# TASK DATA:

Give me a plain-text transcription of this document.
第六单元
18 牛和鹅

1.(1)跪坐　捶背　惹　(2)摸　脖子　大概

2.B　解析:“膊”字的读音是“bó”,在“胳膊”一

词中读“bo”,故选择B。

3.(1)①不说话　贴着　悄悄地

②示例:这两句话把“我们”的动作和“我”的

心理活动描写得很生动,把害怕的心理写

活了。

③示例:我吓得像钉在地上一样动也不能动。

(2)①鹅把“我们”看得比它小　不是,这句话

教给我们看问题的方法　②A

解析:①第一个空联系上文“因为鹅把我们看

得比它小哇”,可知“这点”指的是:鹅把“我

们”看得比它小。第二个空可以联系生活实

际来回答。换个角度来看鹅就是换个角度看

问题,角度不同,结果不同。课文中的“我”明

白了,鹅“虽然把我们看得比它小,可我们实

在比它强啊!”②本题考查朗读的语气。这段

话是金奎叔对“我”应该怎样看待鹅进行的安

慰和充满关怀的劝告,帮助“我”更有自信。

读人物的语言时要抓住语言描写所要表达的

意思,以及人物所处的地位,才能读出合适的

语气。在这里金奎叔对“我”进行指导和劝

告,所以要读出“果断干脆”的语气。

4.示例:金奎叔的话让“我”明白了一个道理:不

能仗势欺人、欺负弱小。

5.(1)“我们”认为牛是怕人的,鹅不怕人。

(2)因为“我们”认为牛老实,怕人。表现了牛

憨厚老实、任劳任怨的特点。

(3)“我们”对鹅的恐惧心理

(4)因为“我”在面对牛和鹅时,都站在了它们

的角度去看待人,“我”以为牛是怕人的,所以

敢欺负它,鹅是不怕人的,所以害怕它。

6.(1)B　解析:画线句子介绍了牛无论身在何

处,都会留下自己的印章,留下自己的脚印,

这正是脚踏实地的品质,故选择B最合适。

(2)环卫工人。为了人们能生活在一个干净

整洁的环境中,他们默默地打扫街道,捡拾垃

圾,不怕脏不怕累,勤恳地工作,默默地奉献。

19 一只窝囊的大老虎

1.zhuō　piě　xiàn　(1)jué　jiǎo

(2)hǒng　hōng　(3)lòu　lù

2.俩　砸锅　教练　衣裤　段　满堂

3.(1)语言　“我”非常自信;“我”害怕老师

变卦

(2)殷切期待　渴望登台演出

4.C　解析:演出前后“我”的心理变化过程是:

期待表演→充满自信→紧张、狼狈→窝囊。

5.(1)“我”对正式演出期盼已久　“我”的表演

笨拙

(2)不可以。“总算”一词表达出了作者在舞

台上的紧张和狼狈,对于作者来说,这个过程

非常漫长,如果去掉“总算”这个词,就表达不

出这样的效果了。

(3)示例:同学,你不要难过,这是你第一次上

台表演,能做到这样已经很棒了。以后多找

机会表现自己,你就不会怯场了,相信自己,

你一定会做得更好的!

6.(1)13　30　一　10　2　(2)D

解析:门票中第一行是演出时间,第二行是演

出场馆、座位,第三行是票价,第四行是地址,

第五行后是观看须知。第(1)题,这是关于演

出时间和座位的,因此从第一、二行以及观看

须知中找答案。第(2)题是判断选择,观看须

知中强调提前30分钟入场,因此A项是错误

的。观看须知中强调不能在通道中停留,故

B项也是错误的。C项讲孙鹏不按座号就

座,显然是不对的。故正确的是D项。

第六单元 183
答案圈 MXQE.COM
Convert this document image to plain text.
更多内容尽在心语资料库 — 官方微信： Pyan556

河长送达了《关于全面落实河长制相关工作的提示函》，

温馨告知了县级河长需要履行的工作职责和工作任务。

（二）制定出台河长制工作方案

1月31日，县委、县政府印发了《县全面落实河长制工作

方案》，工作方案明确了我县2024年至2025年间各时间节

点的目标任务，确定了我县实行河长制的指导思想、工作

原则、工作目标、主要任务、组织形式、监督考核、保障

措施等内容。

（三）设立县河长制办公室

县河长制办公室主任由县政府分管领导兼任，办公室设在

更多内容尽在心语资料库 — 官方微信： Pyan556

# EXERCISE:
Give a word-for-word copy of the records.

# ANSWER:
Give me a plain-text transcription of this document.
第六单元
18 牛和鹅

1.(1)跪坐　捶背　惹　(2)摸　脖子　大概

2.B　解析:“膊”字的读音是“bó”,在“胳膊”一

词中读“bo”,故选择B。

3.(1)①不说话　贴着　悄悄地

②示例:这两句话把“我们”的动作和“我”的

心理活动描写得很生动,把害怕的心理写

活了。

③示例:我吓得像钉在地上一样动也不能动。

(2)①鹅把“我们”看得比它小　不是,这句话

教给我们看问题的方法　②A

解析:①第一个空联系上文“因为鹅把我们看

得比它小哇”,可知“这点”指的是:鹅把“我

们”看得比它小。第二个空可以联系生活实

际来回答。换个角度来看鹅就是换个角度看

问题,角度不同,结果不同。课文中的“我”明

白了,鹅“虽然把我们看得比它小,可我们实

在比它强啊!”②本题考查朗读的语气。这段

话是金奎叔对“我”应该怎样看待鹅进行的安

慰和充满关怀的劝告,帮助“我”更有自信。

读人物的语言时要抓住语言描写所要表达的

意思,以及人物所处的地位,才能读出合适的

语气。在这里金奎叔对“我”进行指导和劝

告,所以要读出“果断干脆”的语气。

4.示例:金奎叔的话让“我”明白了一个道理:不

能仗势欺人、欺负弱小。

5.(1)“我们”认为牛是怕人的,鹅不怕人。

(2)因为“我们”认为牛老实,怕人。表现了牛

憨厚老实、任劳任怨的特点。

(3)“我们”对鹅的恐惧心理

(4)因为“我”在面对牛和鹅时,都站在了它们

的角度去看待人,“我”以为牛是怕人的,所以

敢欺负它,鹅是不怕人的,所以害怕它。

6.(1)B　解析:画线句子介绍了牛无论身在何

处,都会留下自己的印章,留下自己的脚印,

这正是脚踏实地的品质,故选择B最合适。

(2)环卫工人。为了人们能生活在一个干净

整洁的环境中,他们默默地打扫街道,捡拾垃

圾,不怕脏不怕累,勤恳地工作,默默地奉献。

19 一只窝囊的大老虎

1.zhuō　piě　xiàn　(1)jué　jiǎo

(2)hǒng　hōng　(3)lòu　lù

2.俩　砸锅　教练　衣裤　段　满堂

3.(1)语言　“我”非常自信;“我”害怕老师

变卦

(2)殷切期待　渴望登台演出

4.C　解析:演出前后“我”的心理变化过程是:

期待表演→充满自信→紧张、狼狈→窝囊。

5.(1)“我”对正式演出期盼已久　“我”的表演

笨拙

(2)不可以。“总算”一词表达出了作者在舞

台上的紧张和狼狈,对于作者来说,这个过程

非常漫长,如果去掉“总算”这个词,就表达不

出这样的效果了。

(3)示例:同学,你不要难过,这是你第一次上

台表演,能做到这样已经很棒了。以后多找

机会表现自己,你就不会怯场了,相信自己,

你一定会做得更好的!

6.(1)13　30　一　10　2　(2)D

解析:门票中第一行是演出时间,第二行是演

出场馆、座位,第三行是票价,第四行是地址,

第五行后是观看须知。第(1)题,这是关于演

出时间和座位的,因此从第一、二行以及观看

须知中找答案。第(2)题是判断选择,观看须

知中强调提前30分钟入场,因此A项是错误

的。观看须知中强调不能在通道中停留,故

B项也是错误的。C项讲孙鹏不按座号就

座,显然是不对的。故正确的是D项。

第六单元 183
答案圈 MXQE.COM
Convert this document image to plain text.
更多内容尽在心语资料库 — 官方微信： Pyan556

河长送达了《关于全面落实河长制相关工作的提示函》，

温馨告知了县级河长需要履行的工作职责和工作任务。

（二）制定出台河长制工作方案

1月31日，县委、县政府印发了《县全面落实河长制工作

方案》，工作方案明确了我县2024年至2025年间各时间节

点的目标任务，确定了我县实行河长制的指导思想、工作

原则、工作目标、主要任务、组织形式、监督考核、保障

措施等内容。

（三）设立县河长制办公室

县河长制办公室主任由县政府分管领导兼任，办公室设在

更多内容尽在心语资料库 — 官方微信： Pyan556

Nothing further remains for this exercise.